### Problem to work on
Find each line in the following listing that has the string "kind", then state the count and nothing else.

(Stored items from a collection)

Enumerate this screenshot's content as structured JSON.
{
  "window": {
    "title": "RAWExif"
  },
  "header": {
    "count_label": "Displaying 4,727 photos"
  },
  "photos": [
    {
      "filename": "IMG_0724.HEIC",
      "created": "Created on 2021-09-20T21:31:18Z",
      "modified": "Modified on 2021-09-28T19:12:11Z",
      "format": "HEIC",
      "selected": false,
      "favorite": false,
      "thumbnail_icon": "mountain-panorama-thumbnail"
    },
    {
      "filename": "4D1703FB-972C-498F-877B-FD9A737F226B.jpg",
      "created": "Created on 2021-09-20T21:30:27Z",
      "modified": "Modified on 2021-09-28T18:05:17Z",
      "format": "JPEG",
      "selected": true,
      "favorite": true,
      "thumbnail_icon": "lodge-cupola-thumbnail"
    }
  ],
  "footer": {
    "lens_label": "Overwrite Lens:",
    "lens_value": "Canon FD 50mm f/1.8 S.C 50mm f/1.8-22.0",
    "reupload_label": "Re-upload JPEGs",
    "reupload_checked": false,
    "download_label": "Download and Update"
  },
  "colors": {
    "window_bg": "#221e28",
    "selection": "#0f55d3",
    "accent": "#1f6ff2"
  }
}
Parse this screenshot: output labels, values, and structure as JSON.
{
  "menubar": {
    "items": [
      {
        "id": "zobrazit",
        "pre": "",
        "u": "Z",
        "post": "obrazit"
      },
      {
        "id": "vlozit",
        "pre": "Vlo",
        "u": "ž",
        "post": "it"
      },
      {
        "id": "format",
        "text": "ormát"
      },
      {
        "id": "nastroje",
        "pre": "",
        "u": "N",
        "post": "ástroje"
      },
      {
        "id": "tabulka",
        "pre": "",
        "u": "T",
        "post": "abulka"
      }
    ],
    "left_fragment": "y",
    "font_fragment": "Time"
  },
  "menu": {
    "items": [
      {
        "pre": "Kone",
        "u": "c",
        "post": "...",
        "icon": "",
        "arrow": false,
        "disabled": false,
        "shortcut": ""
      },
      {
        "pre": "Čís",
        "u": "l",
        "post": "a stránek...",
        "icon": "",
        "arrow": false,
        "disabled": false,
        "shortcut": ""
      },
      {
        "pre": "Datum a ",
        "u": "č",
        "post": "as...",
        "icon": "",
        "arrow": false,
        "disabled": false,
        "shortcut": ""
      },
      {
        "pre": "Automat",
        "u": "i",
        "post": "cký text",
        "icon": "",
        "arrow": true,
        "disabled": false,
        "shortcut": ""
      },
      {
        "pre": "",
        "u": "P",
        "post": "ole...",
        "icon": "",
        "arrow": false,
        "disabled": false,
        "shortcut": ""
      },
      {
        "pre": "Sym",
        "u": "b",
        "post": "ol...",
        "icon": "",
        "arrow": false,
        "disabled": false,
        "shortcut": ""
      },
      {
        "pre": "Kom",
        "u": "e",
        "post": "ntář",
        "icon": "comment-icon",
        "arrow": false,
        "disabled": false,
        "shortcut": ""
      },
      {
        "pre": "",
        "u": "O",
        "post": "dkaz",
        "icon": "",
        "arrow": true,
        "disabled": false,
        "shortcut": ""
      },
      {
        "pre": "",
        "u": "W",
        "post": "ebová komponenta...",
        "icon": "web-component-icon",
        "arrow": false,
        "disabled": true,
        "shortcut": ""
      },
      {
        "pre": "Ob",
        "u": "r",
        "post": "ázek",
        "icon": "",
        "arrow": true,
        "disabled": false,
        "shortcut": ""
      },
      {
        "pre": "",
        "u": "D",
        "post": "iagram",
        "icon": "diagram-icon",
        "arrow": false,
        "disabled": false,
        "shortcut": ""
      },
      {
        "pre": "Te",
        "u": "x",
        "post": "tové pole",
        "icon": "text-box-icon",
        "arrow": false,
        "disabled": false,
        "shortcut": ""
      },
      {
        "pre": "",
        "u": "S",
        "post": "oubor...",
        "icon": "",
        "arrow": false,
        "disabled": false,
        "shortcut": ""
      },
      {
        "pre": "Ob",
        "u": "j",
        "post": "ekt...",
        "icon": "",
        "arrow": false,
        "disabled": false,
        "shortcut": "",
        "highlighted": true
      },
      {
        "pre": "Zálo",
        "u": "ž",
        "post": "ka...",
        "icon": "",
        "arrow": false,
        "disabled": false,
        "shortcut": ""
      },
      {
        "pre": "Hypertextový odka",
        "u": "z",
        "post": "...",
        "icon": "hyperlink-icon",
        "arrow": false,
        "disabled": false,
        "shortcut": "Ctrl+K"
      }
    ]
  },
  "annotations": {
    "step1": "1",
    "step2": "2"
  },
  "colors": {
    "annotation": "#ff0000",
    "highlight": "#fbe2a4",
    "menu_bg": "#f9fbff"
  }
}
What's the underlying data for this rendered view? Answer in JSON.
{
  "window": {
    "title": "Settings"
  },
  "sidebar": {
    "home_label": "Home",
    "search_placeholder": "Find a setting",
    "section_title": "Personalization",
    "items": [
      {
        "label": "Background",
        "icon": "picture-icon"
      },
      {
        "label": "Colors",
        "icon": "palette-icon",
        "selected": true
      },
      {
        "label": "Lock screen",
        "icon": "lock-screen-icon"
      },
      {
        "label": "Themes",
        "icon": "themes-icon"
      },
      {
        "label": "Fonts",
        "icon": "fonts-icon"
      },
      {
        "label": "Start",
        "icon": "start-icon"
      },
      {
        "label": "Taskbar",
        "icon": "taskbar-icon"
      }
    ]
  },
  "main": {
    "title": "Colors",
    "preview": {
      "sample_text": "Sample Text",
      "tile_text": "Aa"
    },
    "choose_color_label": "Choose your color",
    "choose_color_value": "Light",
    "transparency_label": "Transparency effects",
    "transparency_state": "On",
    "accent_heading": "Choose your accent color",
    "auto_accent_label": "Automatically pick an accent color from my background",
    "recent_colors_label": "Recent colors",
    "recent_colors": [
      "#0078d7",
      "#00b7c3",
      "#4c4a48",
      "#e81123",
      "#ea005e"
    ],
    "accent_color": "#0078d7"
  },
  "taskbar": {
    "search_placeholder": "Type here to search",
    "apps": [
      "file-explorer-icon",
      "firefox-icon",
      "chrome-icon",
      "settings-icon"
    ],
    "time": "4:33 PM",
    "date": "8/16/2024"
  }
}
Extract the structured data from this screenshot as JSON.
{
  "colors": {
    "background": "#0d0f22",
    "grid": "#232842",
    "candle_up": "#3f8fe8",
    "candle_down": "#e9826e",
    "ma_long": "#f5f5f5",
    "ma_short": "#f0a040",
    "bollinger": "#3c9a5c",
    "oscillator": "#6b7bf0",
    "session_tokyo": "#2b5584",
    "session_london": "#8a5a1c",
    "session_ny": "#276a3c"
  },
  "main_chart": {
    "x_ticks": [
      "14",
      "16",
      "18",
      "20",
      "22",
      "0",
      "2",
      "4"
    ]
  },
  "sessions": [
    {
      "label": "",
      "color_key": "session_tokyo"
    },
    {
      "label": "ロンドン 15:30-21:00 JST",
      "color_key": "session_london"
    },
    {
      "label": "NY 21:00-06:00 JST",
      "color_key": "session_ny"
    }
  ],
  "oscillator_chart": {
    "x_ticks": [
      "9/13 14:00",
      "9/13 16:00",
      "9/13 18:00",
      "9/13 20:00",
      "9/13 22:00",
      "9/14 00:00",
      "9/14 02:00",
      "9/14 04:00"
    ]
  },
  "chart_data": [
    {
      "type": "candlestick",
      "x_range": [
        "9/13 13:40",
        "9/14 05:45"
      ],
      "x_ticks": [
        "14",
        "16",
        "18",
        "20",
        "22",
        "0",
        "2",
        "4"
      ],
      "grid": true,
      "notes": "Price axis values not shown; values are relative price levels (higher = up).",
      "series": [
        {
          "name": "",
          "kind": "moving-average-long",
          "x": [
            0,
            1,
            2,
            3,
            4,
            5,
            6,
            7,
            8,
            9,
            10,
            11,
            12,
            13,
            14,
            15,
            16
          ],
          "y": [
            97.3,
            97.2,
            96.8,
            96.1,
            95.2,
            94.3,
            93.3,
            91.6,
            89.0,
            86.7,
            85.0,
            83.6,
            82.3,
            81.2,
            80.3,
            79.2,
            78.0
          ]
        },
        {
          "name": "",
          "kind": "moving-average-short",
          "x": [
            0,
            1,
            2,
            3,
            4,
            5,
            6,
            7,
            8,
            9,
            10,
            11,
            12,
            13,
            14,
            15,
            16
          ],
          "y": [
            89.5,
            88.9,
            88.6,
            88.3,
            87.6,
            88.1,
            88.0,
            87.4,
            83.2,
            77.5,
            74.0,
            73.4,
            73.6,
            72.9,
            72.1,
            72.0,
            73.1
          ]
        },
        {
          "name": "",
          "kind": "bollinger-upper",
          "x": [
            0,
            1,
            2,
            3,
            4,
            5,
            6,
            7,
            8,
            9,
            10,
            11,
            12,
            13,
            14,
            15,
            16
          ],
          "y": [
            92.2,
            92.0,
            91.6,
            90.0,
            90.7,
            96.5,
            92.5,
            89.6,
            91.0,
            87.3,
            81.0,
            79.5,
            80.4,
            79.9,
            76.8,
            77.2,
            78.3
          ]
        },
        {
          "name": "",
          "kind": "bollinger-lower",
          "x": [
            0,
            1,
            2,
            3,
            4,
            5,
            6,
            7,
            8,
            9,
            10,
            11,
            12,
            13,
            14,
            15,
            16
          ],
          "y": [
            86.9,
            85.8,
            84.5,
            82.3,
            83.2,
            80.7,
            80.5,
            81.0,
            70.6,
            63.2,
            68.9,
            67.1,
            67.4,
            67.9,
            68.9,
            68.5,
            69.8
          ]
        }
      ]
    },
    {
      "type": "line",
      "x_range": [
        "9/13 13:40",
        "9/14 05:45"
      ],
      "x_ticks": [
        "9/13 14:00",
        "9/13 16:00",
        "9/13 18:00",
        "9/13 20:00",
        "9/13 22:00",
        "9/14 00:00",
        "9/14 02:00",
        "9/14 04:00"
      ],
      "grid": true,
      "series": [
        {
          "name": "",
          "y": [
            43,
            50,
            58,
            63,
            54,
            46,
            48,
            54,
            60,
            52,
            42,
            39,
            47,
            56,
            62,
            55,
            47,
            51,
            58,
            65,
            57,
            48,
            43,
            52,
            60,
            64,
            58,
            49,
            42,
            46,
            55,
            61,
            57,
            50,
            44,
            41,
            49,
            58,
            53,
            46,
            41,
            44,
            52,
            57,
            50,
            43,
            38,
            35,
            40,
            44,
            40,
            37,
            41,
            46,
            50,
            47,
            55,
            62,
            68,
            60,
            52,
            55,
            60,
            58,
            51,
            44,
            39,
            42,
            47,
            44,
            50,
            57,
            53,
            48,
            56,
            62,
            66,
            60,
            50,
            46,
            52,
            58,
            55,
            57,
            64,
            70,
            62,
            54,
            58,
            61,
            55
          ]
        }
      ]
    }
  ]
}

### The solution
4